— Record excerpts —
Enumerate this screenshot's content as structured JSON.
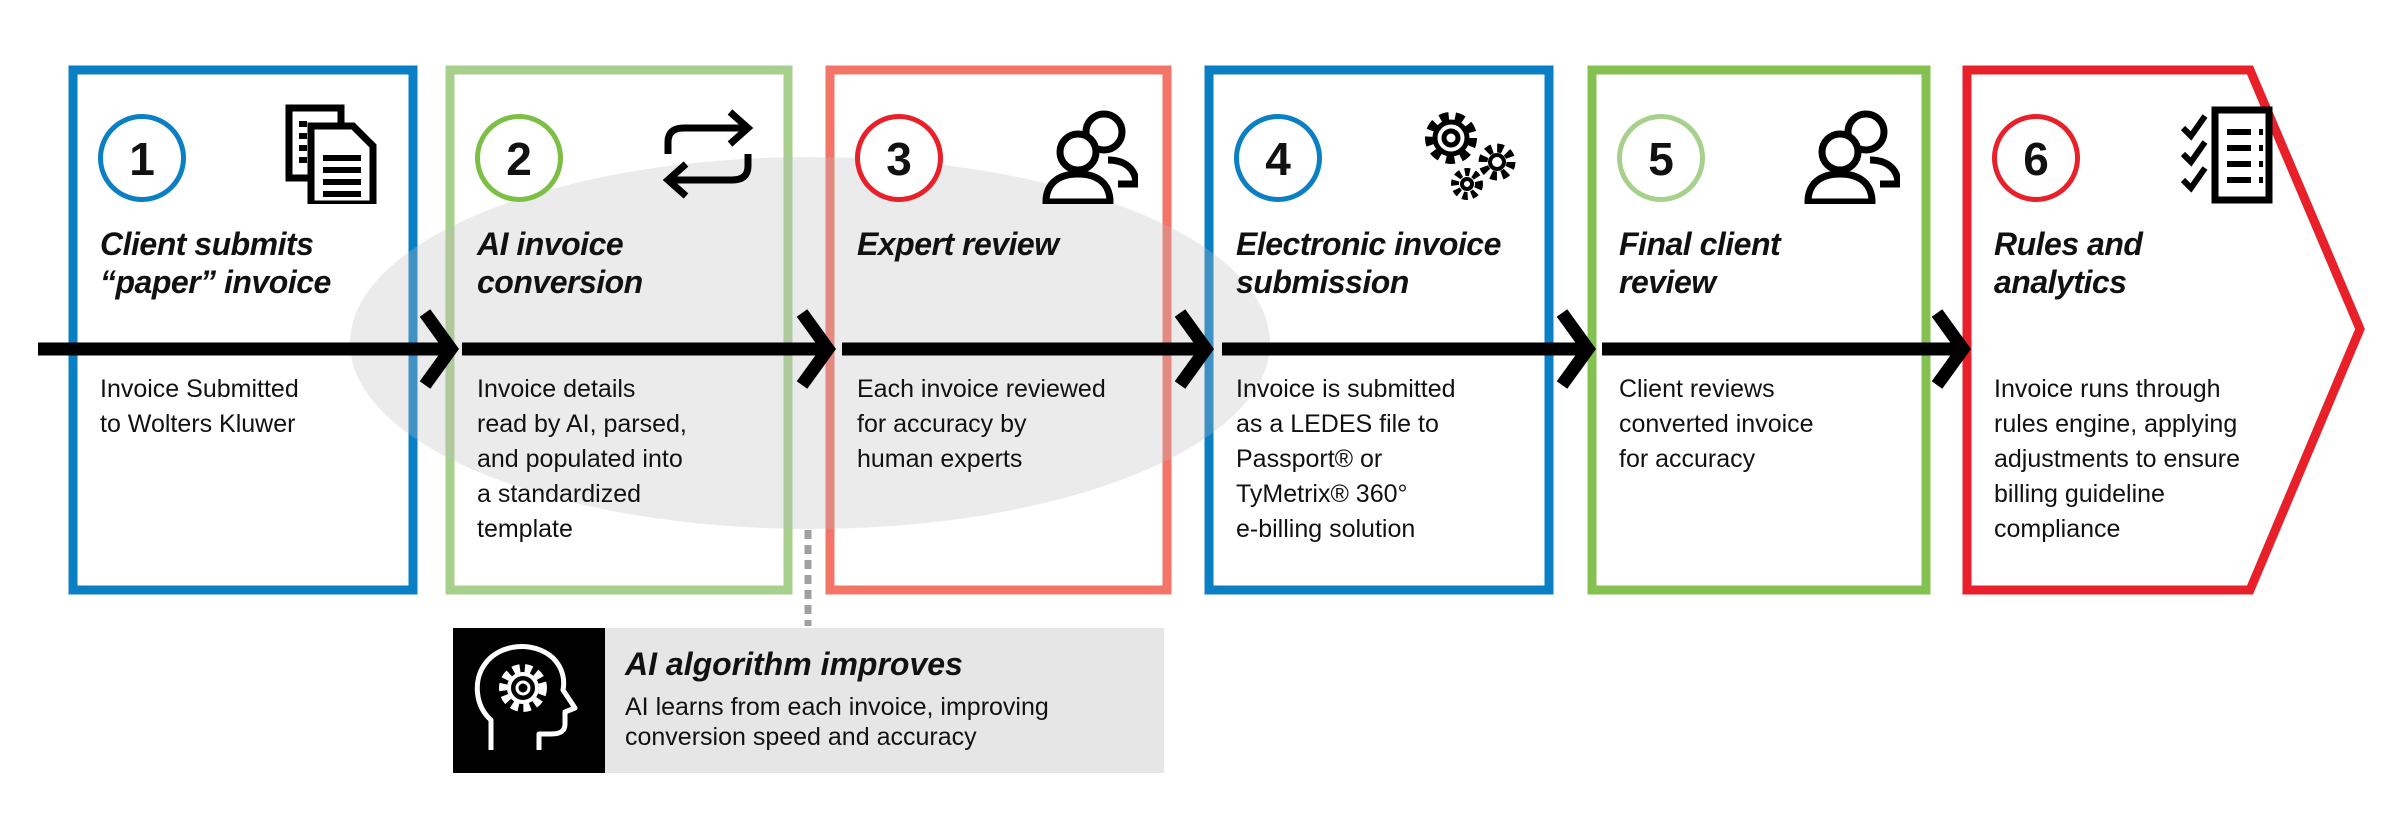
{
  "colors": {
    "blue": "#0a7fc4",
    "light_green": "#a8d08d",
    "salmon": "#f27568",
    "green": "#85c150",
    "red": "#e8202a",
    "panel_gray": "#e6e6e7"
  },
  "steps": [
    {
      "number": "1",
      "title": "Client submits\n“paper” invoice",
      "body": "Invoice Submitted\nto Wolters Kluwer",
      "icon": "documents-icon",
      "box_color": "#0a7fc4",
      "circle_color": "#0a7fc4"
    },
    {
      "number": "2",
      "title": "AI invoice\nconversion",
      "body": "Invoice details\nread by AI, parsed,\nand populated into\na standardized\ntemplate",
      "icon": "convert-arrows-icon",
      "box_color": "#a8d08d",
      "circle_color": "#7dbf45"
    },
    {
      "number": "3",
      "title": "Expert review",
      "body": "Each invoice reviewed\nfor accuracy by\nhuman experts",
      "icon": "people-icon",
      "box_color": "#f27568",
      "circle_color": "#e8202a"
    },
    {
      "number": "4",
      "title": "Electronic invoice\nsubmission",
      "body": "Invoice is submitted\nas a LEDES file to\nPassport® or\nTyMetrix® 360°\ne-billing solution",
      "icon": "gears-icon",
      "box_color": "#0a7fc4",
      "circle_color": "#0a7fc4"
    },
    {
      "number": "5",
      "title": "Final client\nreview",
      "body": "Client reviews\nconverted invoice\nfor accuracy",
      "icon": "people-icon",
      "box_color": "#85c150",
      "circle_color": "#a8d08d"
    },
    {
      "number": "6",
      "title": "Rules and\nanalytics",
      "body": "Invoice runs through\nrules engine, applying\nadjustments to ensure\nbilling guideline\ncompliance",
      "icon": "checklist-icon",
      "box_color": "#e8202a",
      "circle_color": "#e8202a"
    }
  ],
  "ai_panel": {
    "title": "AI algorithm improves",
    "body": "AI learns from each invoice, improving\nconversion speed and accuracy",
    "icon": "head-gear-icon"
  }
}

— Your goal —
Check each line of the data above for the string "accuracy" and report only how many lines have it.

— Answer to this task —
3